BEGIN TASK MATERIAL

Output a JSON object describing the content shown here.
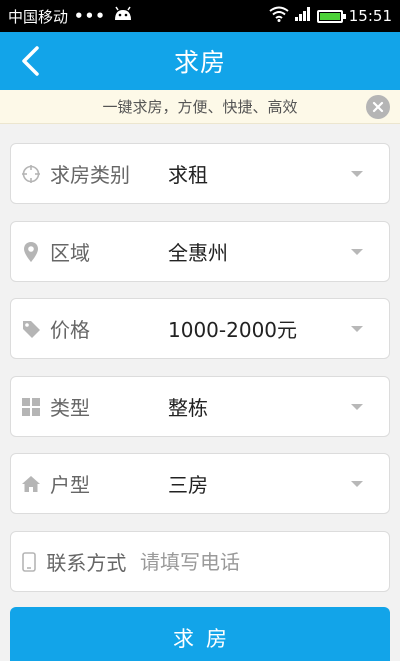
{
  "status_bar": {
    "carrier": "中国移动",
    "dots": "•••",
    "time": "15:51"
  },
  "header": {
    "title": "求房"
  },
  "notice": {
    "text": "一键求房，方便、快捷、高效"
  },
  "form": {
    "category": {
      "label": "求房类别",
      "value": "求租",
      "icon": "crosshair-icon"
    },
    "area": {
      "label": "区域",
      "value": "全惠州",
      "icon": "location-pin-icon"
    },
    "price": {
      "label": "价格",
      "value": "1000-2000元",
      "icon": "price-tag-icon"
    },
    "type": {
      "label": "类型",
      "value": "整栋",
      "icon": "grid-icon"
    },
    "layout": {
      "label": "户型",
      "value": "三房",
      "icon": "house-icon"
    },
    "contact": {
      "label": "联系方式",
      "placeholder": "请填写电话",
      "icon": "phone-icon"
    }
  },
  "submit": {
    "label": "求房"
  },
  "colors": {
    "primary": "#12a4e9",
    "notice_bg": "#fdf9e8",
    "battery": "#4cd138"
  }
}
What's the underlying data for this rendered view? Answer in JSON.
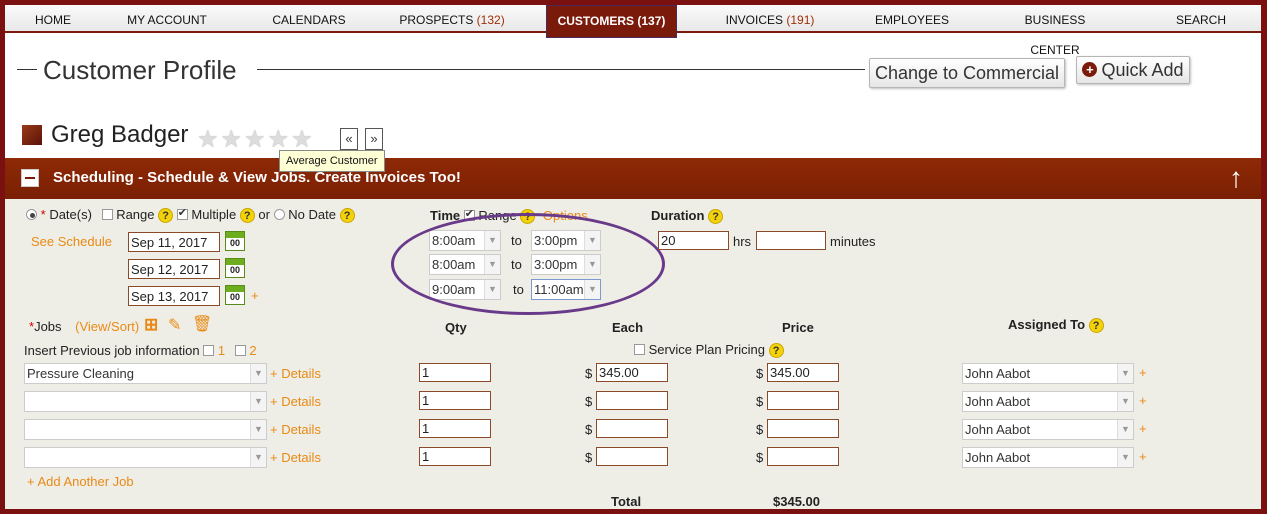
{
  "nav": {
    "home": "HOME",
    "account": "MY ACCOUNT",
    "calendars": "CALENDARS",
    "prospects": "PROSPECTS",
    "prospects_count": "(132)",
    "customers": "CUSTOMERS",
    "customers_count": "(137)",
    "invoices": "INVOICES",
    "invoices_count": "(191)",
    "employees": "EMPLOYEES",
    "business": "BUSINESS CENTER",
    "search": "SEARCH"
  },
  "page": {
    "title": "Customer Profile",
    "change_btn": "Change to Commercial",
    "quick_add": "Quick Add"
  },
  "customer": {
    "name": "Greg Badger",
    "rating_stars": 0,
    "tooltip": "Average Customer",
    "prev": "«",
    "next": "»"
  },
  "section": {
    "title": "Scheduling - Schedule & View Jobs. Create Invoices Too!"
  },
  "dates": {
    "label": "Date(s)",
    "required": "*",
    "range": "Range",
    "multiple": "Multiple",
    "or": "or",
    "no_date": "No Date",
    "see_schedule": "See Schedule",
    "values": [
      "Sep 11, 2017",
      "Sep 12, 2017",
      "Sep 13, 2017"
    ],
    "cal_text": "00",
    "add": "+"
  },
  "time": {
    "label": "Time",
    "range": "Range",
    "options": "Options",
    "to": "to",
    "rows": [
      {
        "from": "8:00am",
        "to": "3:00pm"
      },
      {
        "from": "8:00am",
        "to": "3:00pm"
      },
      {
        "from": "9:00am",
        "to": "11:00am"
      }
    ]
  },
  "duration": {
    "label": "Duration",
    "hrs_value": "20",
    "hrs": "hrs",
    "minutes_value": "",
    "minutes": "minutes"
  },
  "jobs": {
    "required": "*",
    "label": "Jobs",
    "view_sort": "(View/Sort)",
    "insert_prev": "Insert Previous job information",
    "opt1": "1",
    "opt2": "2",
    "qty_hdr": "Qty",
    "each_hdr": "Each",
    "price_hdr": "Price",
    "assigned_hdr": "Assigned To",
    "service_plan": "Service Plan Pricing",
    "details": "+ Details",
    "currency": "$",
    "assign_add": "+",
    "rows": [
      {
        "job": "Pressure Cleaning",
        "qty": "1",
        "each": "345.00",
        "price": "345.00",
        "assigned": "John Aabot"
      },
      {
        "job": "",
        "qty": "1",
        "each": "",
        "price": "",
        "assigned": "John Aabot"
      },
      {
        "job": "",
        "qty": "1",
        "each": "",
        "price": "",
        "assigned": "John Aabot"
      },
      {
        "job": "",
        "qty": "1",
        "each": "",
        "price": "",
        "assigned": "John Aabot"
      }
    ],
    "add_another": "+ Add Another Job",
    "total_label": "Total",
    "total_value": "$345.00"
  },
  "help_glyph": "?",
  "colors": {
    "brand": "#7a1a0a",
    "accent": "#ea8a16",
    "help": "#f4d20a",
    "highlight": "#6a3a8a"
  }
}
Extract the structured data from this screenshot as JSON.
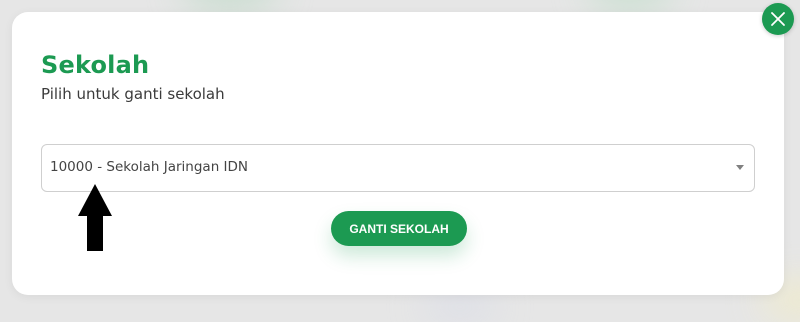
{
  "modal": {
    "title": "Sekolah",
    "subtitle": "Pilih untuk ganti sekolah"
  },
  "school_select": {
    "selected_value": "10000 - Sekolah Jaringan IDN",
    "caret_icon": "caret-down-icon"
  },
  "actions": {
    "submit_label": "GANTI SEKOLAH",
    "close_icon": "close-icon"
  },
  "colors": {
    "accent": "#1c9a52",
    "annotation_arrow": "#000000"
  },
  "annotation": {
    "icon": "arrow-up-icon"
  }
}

END TASK MATERIAL

Transcribe every line from the records above without alteration, and leave out the images.

Output a JSON object describing the content shown here.
{
  "status_bar": {
    "carrier": "中国移动",
    "dots": "•••",
    "time": "15:51"
  },
  "header": {
    "title": "求房"
  },
  "notice": {
    "text": "一键求房，方便、快捷、高效"
  },
  "form": {
    "category": {
      "label": "求房类别",
      "value": "求租",
      "icon": "crosshair-icon"
    },
    "area": {
      "label": "区域",
      "value": "全惠州",
      "icon": "location-pin-icon"
    },
    "price": {
      "label": "价格",
      "value": "1000-2000元",
      "icon": "price-tag-icon"
    },
    "type": {
      "label": "类型",
      "value": "整栋",
      "icon": "grid-icon"
    },
    "layout": {
      "label": "户型",
      "value": "三房",
      "icon": "house-icon"
    },
    "contact": {
      "label": "联系方式",
      "placeholder": "请填写电话",
      "icon": "phone-icon"
    }
  },
  "submit": {
    "label": "求房"
  },
  "colors": {
    "primary": "#12a4e9",
    "notice_bg": "#fdf9e8",
    "battery": "#4cd138"
  }
}
What's the underlying data for this rendered view? Answer in JSON.
{
  "nav": {
    "home": "HOME",
    "account": "MY ACCOUNT",
    "calendars": "CALENDARS",
    "prospects": "PROSPECTS",
    "prospects_count": "(132)",
    "customers": "CUSTOMERS",
    "customers_count": "(137)",
    "invoices": "INVOICES",
    "invoices_count": "(191)",
    "employees": "EMPLOYEES",
    "business": "BUSINESS CENTER",
    "search": "SEARCH"
  },
  "page": {
    "title": "Customer Profile",
    "change_btn": "Change to Commercial",
    "quick_add": "Quick Add"
  },
  "customer": {
    "name": "Greg Badger",
    "rating_stars": 0,
    "tooltip": "Average Customer",
    "prev": "«",
    "next": "»"
  },
  "section": {
    "title": "Scheduling - Schedule & View Jobs. Create Invoices Too!"
  },
  "dates": {
    "label": "Date(s)",
    "required": "*",
    "range": "Range",
    "multiple": "Multiple",
    "or": "or",
    "no_date": "No Date",
    "see_schedule": "See Schedule",
    "values": [
      "Sep 11, 2017",
      "Sep 12, 2017",
      "Sep 13, 2017"
    ],
    "cal_text": "00",
    "add": "+"
  },
  "time": {
    "label": "Time",
    "range": "Range",
    "options": "Options",
    "to": "to",
    "rows": [
      {
        "from": "8:00am",
        "to": "3:00pm"
      },
      {
        "from": "8:00am",
        "to": "3:00pm"
      },
      {
        "from": "9:00am",
        "to": "11:00am"
      }
    ]
  },
  "duration": {
    "label": "Duration",
    "hrs_value": "20",
    "hrs": "hrs",
    "minutes_value": "",
    "minutes": "minutes"
  },
  "jobs": {
    "required": "*",
    "label": "Jobs",
    "view_sort": "(View/Sort)",
    "insert_prev": "Insert Previous job information",
    "opt1": "1",
    "opt2": "2",
    "qty_hdr": "Qty",
    "each_hdr": "Each",
    "price_hdr": "Price",
    "assigned_hdr": "Assigned To",
    "service_plan": "Service Plan Pricing",
    "details": "+ Details",
    "currency": "$",
    "assign_add": "+",
    "rows": [
      {
        "job": "Pressure Cleaning",
        "qty": "1",
        "each": "345.00",
        "price": "345.00",
        "assigned": "John Aabot"
      },
      {
        "job": "",
        "qty": "1",
        "each": "",
        "price": "",
        "assigned": "John Aabot"
      },
      {
        "job": "",
        "qty": "1",
        "each": "",
        "price": "",
        "assigned": "John Aabot"
      },
      {
        "job": "",
        "qty": "1",
        "each": "",
        "price": "",
        "assigned": "John Aabot"
      }
    ],
    "add_another": "+ Add Another Job",
    "total_label": "Total",
    "total_value": "$345.00"
  },
  "help_glyph": "?",
  "colors": {
    "brand": "#7a1a0a",
    "accent": "#ea8a16",
    "help": "#f4d20a",
    "highlight": "#6a3a8a"
  }
}
Extract the structured data from this screenshot as JSON.
{
  "modal": {
    "title": "Sekolah",
    "subtitle": "Pilih untuk ganti sekolah"
  },
  "school_select": {
    "selected_value": "10000 - Sekolah Jaringan IDN",
    "caret_icon": "caret-down-icon"
  },
  "actions": {
    "submit_label": "GANTI SEKOLAH",
    "close_icon": "close-icon"
  },
  "colors": {
    "accent": "#1c9a52",
    "annotation_arrow": "#000000"
  },
  "annotation": {
    "icon": "arrow-up-icon"
  }
}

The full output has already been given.